● What you are asked to do: Quote all of the data that follows exactly as written, skipping the images.

[Data excerpts]
## BEGIN

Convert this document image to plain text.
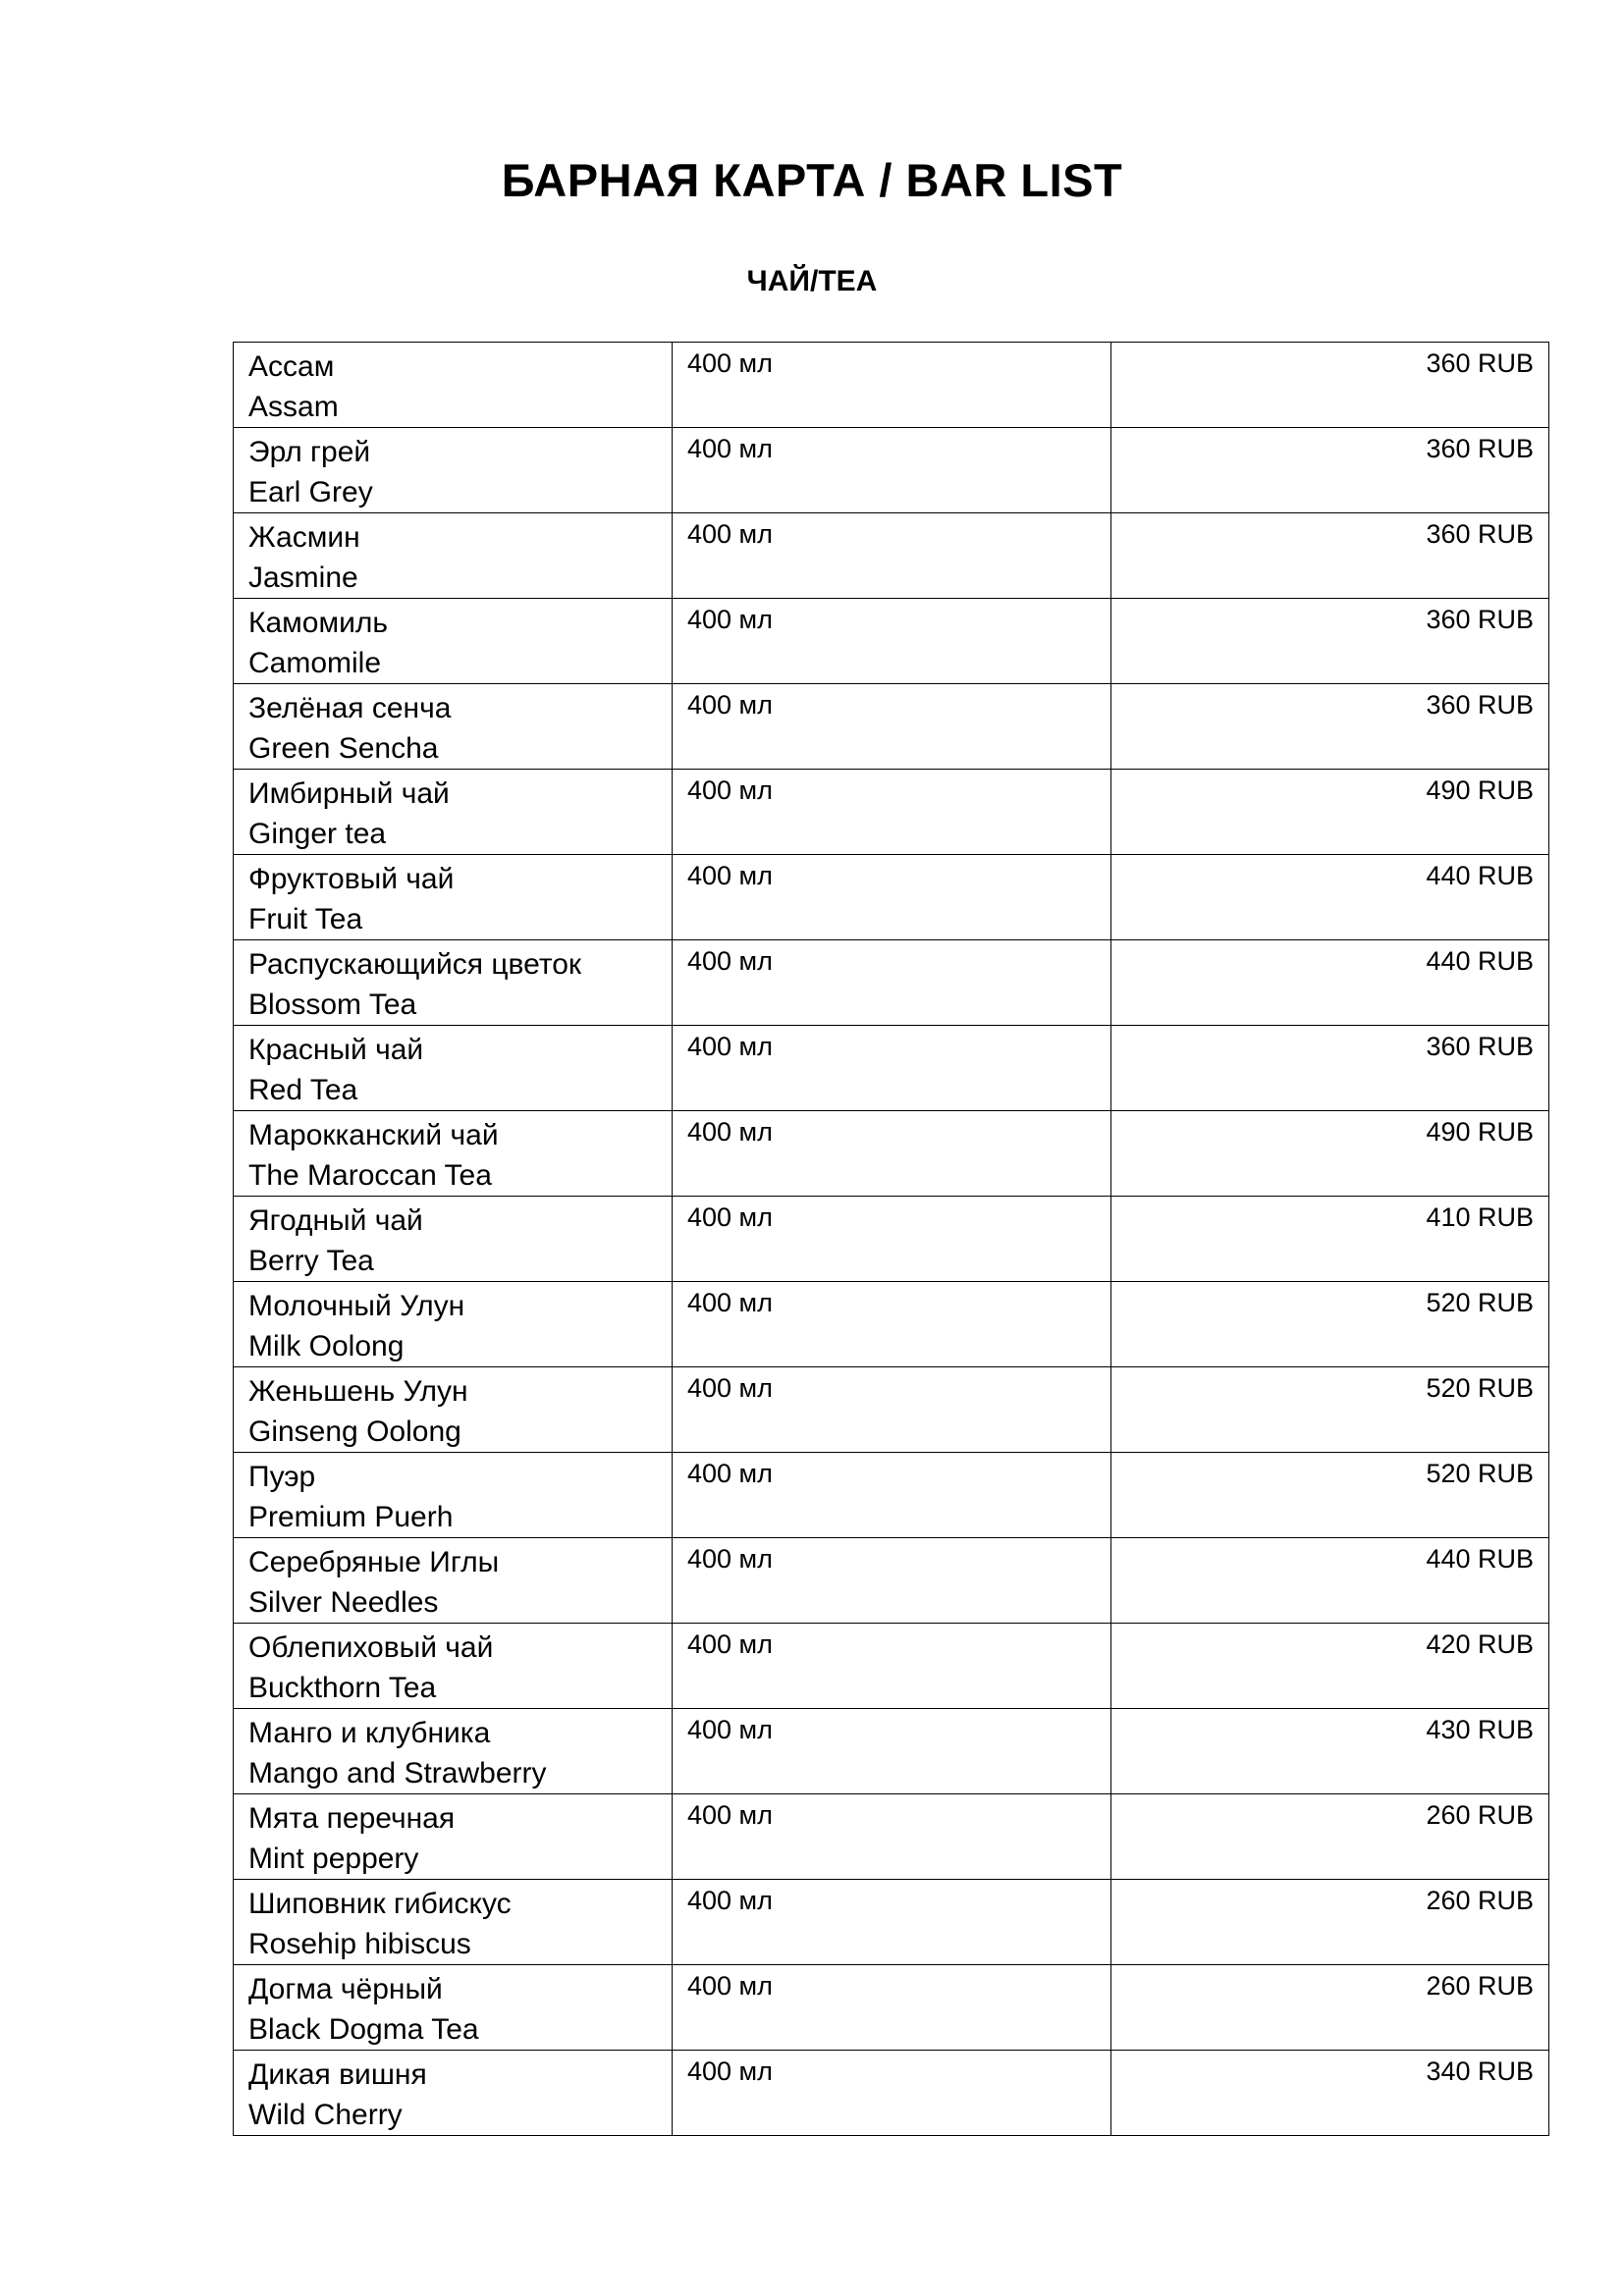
БАРНАЯ КАРТА / BAR LIST
ЧАЙ/TEA
Ассам
Assam	400 мл	360 RUB

Эрл грей
Earl Grey	400 мл	360 RUB

Жасмин
Jasmine	400 мл	360 RUB

Камомиль
Camomile	400 мл	360 RUB

Зелёная сенча
Green Sencha	400 мл	360 RUB

Имбирный чай
Ginger tea	400 мл	490 RUB

Фруктовый чай
Fruit Tea	400 мл	440 RUB

Распускающийся цветок
Blossom Tea	400 мл	440 RUB

Красный чай
Red Tea	400 мл	360 RUB

Марокканский чай
The Maroccan Tea	400 мл	490 RUB

Ягодный чай
Berry Tea	400 мл	410 RUB

Молочный Улун
Milk Oolong	400 мл	520 RUB

Женьшень Улун
Ginseng Oolong	400 мл	520 RUB

Пуэр
Premium Puerh	400 мл	520 RUB

Серебряные Иглы
Silver Needles	400 мл	440 RUB

Облепиховый чай
Buckthorn Tea	400 мл	420 RUB

Манго и клубника
Mango and Strawberry	400 мл	430 RUB

Мята перечная
Mint peppery	400 мл	260 RUB

Шиповник гибискус
Rosehip hibiscus	400 мл	260 RUB

Догма чёрный
Black Dogma Tea	400 мл	260 RUB

Дикая вишня
Wild Cherry	400 мл	340 RUB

## END

● Task answer:
Convert this document image to plain text.
БАРНАЯ КАРТА / BAR LIST
ЧАЙ/TEA
Ассам
Assam	400 мл	360 RUB

Эрл грей
Earl Grey	400 мл	360 RUB

Жасмин
Jasmine	400 мл	360 RUB

Камомиль
Camomile	400 мл	360 RUB

Зелёная сенча
Green Sencha	400 мл	360 RUB

Имбирный чай
Ginger tea	400 мл	490 RUB

Фруктовый чай
Fruit Tea	400 мл	440 RUB

Распускающийся цветок
Blossom Tea	400 мл	440 RUB

Красный чай
Red Tea	400 мл	360 RUB

Марокканский чай
The Maroccan Tea	400 мл	490 RUB

Ягодный чай
Berry Tea	400 мл	410 RUB

Молочный Улун
Milk Oolong	400 мл	520 RUB

Женьшень Улун
Ginseng Oolong	400 мл	520 RUB

Пуэр
Premium Puerh	400 мл	520 RUB

Серебряные Иглы
Silver Needles	400 мл	440 RUB

Облепиховый чай
Buckthorn Tea	400 мл	420 RUB

Манго и клубника
Mango and Strawberry	400 мл	430 RUB

Мята перечная
Mint peppery	400 мл	260 RUB

Шиповник гибискус
Rosehip hibiscus	400 мл	260 RUB

Догма чёрный
Black Dogma Tea	400 мл	260 RUB

Дикая вишня
Wild Cherry	400 мл	340 RUB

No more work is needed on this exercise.